• _Exercise objective_
Determine how many lines include the word "text", then give that number and nothing more.

▶

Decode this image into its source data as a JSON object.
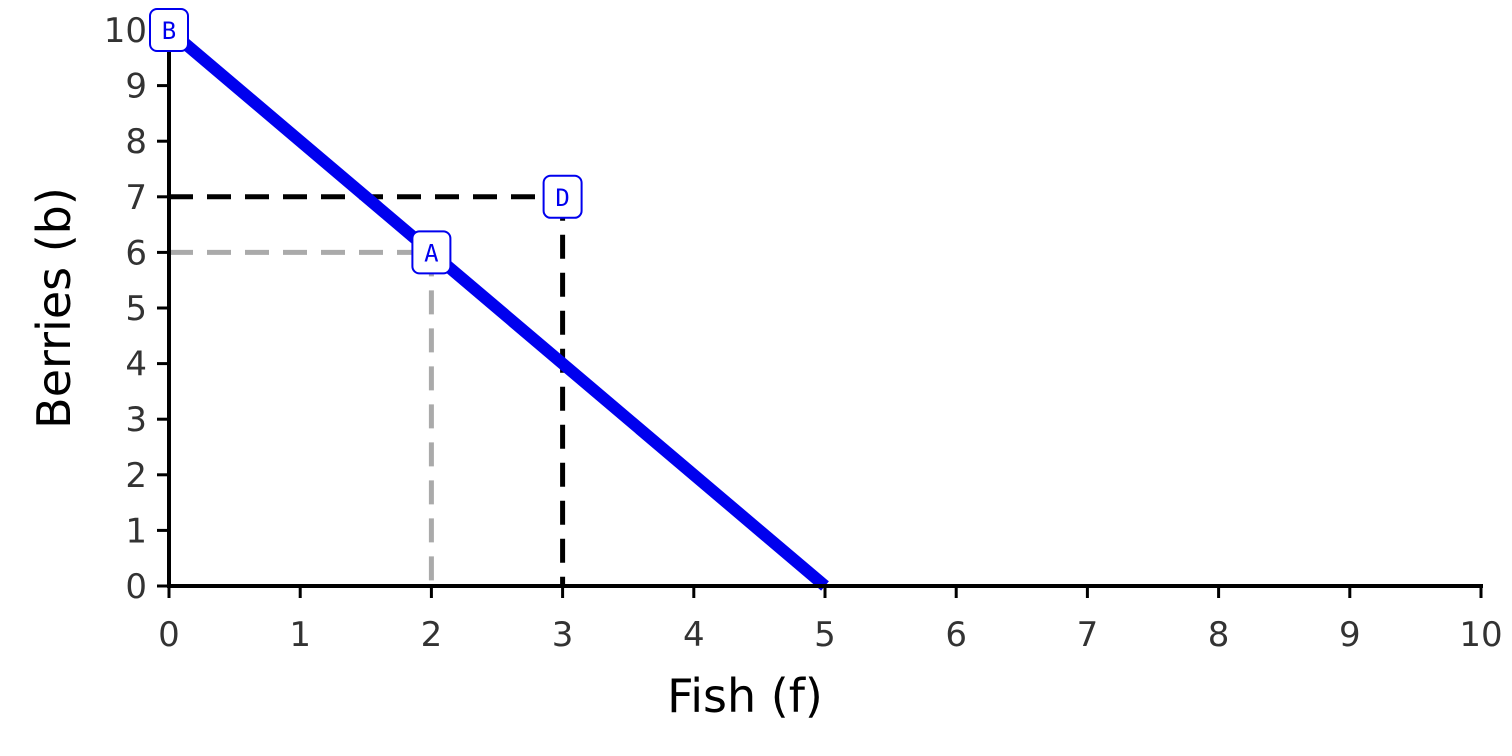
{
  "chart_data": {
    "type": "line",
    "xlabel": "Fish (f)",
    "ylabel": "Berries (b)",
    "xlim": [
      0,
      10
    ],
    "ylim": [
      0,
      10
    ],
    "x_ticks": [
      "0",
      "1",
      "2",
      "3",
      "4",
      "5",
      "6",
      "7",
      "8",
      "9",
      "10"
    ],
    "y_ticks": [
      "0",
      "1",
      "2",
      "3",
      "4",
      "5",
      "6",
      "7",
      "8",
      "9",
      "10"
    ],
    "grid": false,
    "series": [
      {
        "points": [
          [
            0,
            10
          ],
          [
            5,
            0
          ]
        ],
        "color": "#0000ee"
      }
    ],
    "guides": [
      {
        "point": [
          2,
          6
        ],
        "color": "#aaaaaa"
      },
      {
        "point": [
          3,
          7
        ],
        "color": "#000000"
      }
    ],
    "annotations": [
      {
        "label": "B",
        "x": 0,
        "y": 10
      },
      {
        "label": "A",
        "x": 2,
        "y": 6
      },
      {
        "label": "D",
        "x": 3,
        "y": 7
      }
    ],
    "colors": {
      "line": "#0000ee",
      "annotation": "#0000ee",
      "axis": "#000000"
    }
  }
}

◀
▶

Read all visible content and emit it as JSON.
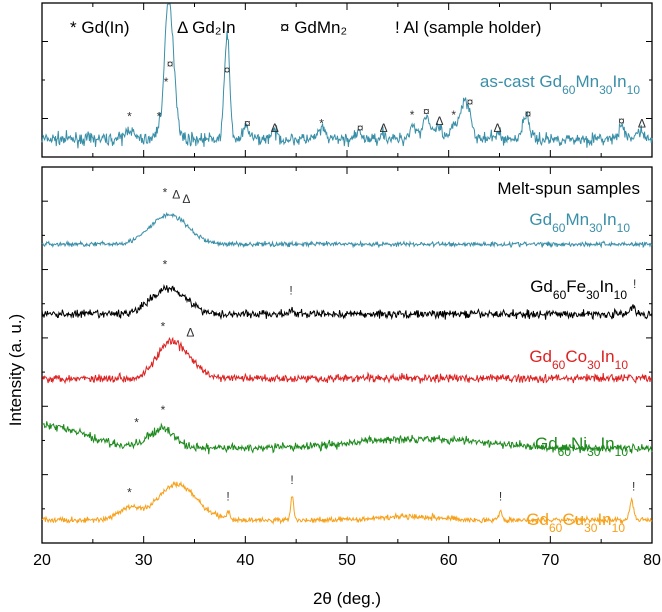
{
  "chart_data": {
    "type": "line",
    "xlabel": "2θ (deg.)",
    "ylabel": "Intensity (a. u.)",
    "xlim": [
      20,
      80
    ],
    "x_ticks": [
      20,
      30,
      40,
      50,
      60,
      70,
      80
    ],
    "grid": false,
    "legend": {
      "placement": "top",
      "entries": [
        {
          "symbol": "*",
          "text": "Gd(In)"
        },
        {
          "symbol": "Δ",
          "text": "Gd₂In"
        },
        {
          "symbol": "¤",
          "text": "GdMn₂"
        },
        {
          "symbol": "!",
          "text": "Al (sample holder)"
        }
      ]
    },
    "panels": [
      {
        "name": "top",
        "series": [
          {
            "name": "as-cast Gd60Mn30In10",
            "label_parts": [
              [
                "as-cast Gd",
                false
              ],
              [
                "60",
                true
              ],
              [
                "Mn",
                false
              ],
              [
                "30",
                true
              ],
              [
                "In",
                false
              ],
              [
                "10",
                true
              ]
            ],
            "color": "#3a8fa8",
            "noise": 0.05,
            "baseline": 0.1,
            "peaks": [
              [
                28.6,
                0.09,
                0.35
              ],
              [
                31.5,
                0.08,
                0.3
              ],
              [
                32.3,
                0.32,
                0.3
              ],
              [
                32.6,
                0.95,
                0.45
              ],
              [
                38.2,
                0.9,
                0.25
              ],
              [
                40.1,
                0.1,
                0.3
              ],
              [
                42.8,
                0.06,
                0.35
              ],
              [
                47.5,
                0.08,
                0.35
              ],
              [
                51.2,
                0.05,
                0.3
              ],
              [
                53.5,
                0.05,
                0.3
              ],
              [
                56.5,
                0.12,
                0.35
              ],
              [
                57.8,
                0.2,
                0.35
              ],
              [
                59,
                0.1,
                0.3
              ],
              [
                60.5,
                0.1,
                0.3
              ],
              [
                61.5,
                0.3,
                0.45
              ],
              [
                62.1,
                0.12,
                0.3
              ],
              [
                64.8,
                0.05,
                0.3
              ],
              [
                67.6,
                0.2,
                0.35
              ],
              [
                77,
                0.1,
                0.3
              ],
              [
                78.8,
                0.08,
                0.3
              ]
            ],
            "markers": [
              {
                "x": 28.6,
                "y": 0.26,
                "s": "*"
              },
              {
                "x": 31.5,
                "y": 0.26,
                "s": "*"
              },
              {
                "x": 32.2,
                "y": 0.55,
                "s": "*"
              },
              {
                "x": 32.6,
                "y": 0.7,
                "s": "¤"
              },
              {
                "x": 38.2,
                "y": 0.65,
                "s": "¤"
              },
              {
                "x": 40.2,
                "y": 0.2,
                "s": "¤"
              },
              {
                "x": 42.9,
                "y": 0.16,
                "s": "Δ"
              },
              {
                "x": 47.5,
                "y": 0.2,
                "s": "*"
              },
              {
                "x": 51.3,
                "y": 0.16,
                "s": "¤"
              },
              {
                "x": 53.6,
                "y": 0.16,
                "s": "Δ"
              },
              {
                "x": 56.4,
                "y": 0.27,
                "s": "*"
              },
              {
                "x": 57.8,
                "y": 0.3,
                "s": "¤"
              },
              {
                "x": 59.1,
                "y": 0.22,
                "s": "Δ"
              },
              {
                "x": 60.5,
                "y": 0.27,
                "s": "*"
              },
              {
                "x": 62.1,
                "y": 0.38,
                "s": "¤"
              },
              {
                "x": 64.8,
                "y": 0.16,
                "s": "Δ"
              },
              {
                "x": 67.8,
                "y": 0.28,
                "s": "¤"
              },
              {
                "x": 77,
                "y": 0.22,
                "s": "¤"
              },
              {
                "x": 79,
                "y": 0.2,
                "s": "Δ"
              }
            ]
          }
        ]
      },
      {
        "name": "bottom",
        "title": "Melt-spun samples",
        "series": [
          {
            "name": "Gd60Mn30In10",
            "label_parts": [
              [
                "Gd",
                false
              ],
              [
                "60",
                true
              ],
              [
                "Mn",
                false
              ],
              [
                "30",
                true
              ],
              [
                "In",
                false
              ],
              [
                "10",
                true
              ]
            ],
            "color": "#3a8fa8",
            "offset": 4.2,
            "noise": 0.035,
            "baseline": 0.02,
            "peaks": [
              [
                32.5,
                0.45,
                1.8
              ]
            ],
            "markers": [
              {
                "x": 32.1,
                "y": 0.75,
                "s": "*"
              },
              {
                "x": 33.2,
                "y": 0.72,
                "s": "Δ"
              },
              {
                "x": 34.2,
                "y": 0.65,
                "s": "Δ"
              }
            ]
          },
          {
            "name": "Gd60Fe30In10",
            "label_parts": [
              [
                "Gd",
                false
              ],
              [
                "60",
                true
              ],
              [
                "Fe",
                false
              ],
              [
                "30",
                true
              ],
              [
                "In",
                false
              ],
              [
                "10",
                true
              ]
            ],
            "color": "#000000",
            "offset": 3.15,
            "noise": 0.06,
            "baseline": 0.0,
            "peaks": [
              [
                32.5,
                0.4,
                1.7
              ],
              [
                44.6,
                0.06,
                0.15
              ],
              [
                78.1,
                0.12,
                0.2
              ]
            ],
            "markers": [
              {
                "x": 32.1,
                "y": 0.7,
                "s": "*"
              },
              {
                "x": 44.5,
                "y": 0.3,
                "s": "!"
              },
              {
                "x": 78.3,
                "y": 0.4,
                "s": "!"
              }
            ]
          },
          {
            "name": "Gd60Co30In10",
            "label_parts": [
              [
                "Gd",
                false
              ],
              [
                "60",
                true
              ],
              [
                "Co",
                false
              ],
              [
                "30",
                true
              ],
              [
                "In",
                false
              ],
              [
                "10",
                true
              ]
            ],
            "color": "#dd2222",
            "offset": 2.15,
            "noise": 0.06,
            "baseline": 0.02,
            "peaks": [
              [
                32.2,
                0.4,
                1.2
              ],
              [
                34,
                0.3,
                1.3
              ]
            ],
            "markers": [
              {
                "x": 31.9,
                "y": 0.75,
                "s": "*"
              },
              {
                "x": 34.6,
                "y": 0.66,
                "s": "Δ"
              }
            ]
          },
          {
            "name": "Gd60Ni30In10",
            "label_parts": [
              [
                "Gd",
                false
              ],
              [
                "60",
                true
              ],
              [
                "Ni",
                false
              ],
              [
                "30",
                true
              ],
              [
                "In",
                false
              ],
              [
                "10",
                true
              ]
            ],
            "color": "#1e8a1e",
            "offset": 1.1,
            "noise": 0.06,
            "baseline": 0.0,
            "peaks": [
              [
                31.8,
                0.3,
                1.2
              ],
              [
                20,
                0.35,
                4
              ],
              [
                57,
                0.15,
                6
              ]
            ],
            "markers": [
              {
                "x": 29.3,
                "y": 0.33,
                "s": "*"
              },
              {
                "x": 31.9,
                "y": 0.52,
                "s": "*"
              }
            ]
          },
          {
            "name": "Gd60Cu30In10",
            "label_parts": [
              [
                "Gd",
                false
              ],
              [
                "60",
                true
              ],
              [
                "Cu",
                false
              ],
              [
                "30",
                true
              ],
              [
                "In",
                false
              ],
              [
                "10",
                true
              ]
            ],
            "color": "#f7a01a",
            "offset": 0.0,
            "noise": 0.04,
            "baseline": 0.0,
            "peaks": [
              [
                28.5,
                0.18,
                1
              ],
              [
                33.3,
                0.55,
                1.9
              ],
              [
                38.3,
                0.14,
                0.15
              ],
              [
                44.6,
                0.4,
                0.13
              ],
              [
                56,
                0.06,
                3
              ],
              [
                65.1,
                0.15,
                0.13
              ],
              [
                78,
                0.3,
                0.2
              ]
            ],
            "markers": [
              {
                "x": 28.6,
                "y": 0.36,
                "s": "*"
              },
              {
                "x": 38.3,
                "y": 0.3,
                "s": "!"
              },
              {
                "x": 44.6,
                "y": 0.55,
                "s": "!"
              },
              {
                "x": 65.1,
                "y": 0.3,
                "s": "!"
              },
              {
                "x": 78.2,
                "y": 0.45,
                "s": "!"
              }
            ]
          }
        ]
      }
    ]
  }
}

◀

• _Exercise result_
4